Data for this exercise:
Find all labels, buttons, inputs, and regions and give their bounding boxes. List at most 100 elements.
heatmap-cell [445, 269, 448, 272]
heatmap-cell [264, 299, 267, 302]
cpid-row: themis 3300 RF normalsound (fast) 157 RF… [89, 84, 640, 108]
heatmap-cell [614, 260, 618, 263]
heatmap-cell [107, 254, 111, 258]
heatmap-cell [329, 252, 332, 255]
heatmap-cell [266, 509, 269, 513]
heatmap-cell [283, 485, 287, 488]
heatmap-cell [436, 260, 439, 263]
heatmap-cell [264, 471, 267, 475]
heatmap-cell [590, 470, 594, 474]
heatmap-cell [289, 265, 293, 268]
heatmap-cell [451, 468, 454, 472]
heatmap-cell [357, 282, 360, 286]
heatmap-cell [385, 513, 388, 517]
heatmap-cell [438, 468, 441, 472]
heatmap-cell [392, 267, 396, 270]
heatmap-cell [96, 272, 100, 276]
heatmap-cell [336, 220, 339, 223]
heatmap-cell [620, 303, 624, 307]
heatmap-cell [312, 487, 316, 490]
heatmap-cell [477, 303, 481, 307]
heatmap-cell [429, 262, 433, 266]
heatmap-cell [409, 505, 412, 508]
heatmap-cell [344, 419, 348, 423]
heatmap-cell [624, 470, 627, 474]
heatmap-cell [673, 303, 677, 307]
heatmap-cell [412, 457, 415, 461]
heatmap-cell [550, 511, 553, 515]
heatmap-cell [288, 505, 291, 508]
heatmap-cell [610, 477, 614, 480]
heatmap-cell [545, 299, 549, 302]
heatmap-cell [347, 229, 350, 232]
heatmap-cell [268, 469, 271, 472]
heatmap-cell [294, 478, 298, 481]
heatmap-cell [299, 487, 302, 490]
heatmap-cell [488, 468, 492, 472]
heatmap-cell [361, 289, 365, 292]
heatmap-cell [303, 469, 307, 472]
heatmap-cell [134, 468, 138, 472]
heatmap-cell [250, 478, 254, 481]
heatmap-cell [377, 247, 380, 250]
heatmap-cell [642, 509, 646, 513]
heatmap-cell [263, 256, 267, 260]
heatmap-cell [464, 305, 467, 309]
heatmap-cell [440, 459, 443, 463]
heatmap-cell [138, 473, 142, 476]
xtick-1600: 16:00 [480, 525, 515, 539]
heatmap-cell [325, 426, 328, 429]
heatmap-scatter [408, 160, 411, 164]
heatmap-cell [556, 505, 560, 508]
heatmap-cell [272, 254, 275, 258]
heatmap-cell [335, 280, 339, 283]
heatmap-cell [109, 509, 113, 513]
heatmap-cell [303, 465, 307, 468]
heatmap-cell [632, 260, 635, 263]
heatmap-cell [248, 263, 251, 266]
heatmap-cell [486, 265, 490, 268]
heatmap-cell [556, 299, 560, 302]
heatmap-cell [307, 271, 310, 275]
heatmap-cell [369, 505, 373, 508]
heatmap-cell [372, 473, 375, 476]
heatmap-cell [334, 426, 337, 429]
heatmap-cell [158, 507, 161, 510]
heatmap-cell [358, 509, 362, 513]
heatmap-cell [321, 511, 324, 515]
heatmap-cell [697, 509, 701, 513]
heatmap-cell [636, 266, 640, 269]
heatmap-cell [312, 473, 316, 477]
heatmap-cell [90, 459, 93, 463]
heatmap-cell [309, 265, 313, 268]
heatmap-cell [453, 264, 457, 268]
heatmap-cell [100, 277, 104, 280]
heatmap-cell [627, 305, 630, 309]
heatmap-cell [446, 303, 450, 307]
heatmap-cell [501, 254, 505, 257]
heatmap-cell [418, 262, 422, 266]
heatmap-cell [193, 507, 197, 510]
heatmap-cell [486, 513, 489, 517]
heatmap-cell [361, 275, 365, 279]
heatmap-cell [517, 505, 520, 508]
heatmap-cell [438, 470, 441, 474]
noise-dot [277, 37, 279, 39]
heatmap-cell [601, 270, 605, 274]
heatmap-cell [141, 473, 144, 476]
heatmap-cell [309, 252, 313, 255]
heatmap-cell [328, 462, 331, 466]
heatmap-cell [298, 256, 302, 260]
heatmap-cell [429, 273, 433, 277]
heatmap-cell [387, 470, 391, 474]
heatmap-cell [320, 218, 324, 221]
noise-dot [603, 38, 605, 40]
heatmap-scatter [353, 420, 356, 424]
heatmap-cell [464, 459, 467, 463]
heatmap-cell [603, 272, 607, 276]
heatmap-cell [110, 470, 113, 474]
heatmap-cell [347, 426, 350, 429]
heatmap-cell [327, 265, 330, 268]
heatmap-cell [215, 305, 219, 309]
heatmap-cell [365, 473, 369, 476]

What is expected:
Set out every line of the rows above as a numbered list, leaving out any blank lines.

Result for this exercise:
1. Find all labels, buttons, inputs, and regions and give their bounding boxes. List at most 100 elements.
2. heatmap-cell [445, 269, 448, 272]
3. heatmap-cell [264, 299, 267, 302]
4. cpid-row: themis 3300 RF normalsound (fast) 157 RF… [89, 84, 640, 108]
5. heatmap-cell [614, 260, 618, 263]
6. heatmap-cell [107, 254, 111, 258]
7. heatmap-cell [329, 252, 332, 255]
8. heatmap-cell [266, 509, 269, 513]
9. heatmap-cell [283, 485, 287, 488]
10. heatmap-cell [436, 260, 439, 263]
11. heatmap-cell [264, 471, 267, 475]
12. heatmap-cell [590, 470, 594, 474]
13. heatmap-cell [289, 265, 293, 268]
14. heatmap-cell [451, 468, 454, 472]
15. heatmap-cell [357, 282, 360, 286]
16. heatmap-cell [385, 513, 388, 517]
17. heatmap-cell [438, 468, 441, 472]
18. heatmap-cell [392, 267, 396, 270]
19. heatmap-cell [96, 272, 100, 276]
20. heatmap-cell [336, 220, 339, 223]
21. heatmap-cell [620, 303, 624, 307]
22. heatmap-cell [312, 487, 316, 490]
23. heatmap-cell [477, 303, 481, 307]
24. heatmap-cell [429, 262, 433, 266]
25. heatmap-cell [409, 505, 412, 508]
26. heatmap-cell [344, 419, 348, 423]
27. heatmap-cell [624, 470, 627, 474]
28. heatmap-cell [673, 303, 677, 307]
29. heatmap-cell [412, 457, 415, 461]
30. heatmap-cell [550, 511, 553, 515]
31. heatmap-cell [288, 505, 291, 508]
32. heatmap-cell [610, 477, 614, 480]
33. heatmap-cell [545, 299, 549, 302]
34. heatmap-cell [347, 229, 350, 232]
35. heatmap-cell [268, 469, 271, 472]
36. heatmap-cell [294, 478, 298, 481]
37. heatmap-cell [299, 487, 302, 490]
38. heatmap-cell [488, 468, 492, 472]
39. heatmap-cell [361, 289, 365, 292]
40. heatmap-cell [303, 469, 307, 472]
41. heatmap-cell [134, 468, 138, 472]
42. heatmap-cell [250, 478, 254, 481]
43. heatmap-cell [377, 247, 380, 250]
44. heatmap-cell [642, 509, 646, 513]
45. heatmap-cell [263, 256, 267, 260]
46. heatmap-cell [464, 305, 467, 309]
47. heatmap-cell [440, 459, 443, 463]
48. heatmap-cell [138, 473, 142, 476]
49. xtick-1600: 16:00 [480, 525, 515, 539]
50. heatmap-cell [325, 426, 328, 429]
51. heatmap-scatter [408, 160, 411, 164]
52. heatmap-cell [556, 505, 560, 508]
53. heatmap-cell [272, 254, 275, 258]
54. heatmap-cell [335, 280, 339, 283]
55. heatmap-cell [109, 509, 113, 513]
56. heatmap-cell [303, 465, 307, 468]
57. heatmap-cell [632, 260, 635, 263]
58. heatmap-cell [248, 263, 251, 266]
59. heatmap-cell [486, 265, 490, 268]
60. heatmap-cell [556, 299, 560, 302]
61. heatmap-cell [307, 271, 310, 275]
62. heatmap-cell [369, 505, 373, 508]
63. heatmap-cell [372, 473, 375, 476]
64. heatmap-cell [334, 426, 337, 429]
65. heatmap-cell [158, 507, 161, 510]
66. heatmap-cell [358, 509, 362, 513]
67. heatmap-cell [321, 511, 324, 515]
68. heatmap-cell [697, 509, 701, 513]
69. heatmap-cell [636, 266, 640, 269]
70. heatmap-cell [312, 473, 316, 477]
71. heatmap-cell [90, 459, 93, 463]
72. heatmap-cell [309, 265, 313, 268]
73. heatmap-cell [453, 264, 457, 268]
74. heatmap-cell [100, 277, 104, 280]
75. heatmap-cell [627, 305, 630, 309]
76. heatmap-cell [446, 303, 450, 307]
77. heatmap-cell [501, 254, 505, 257]
78. heatmap-cell [418, 262, 422, 266]
79. heatmap-cell [193, 507, 197, 510]
80. heatmap-cell [486, 513, 489, 517]
81. heatmap-cell [361, 275, 365, 279]
82. heatmap-cell [517, 505, 520, 508]
83. heatmap-cell [438, 470, 441, 474]
84. noise-dot [277, 37, 279, 39]
85. heatmap-cell [601, 270, 605, 274]
86. heatmap-cell [141, 473, 144, 476]
87. heatmap-cell [309, 252, 313, 255]
88. heatmap-cell [328, 462, 331, 466]
89. heatmap-cell [298, 256, 302, 260]
90. heatmap-cell [429, 273, 433, 277]
91. heatmap-cell [387, 470, 391, 474]
92. heatmap-cell [320, 218, 324, 221]
93. noise-dot [603, 38, 605, 40]
94. heatmap-scatter [353, 420, 356, 424]
95. heatmap-cell [464, 459, 467, 463]
96. heatmap-cell [603, 272, 607, 276]
97. heatmap-cell [110, 470, 113, 474]
98. heatmap-cell [347, 426, 350, 429]
99. heatmap-cell [327, 265, 330, 268]
100. heatmap-cell [215, 305, 219, 309]
101. heatmap-cell [365, 473, 369, 476]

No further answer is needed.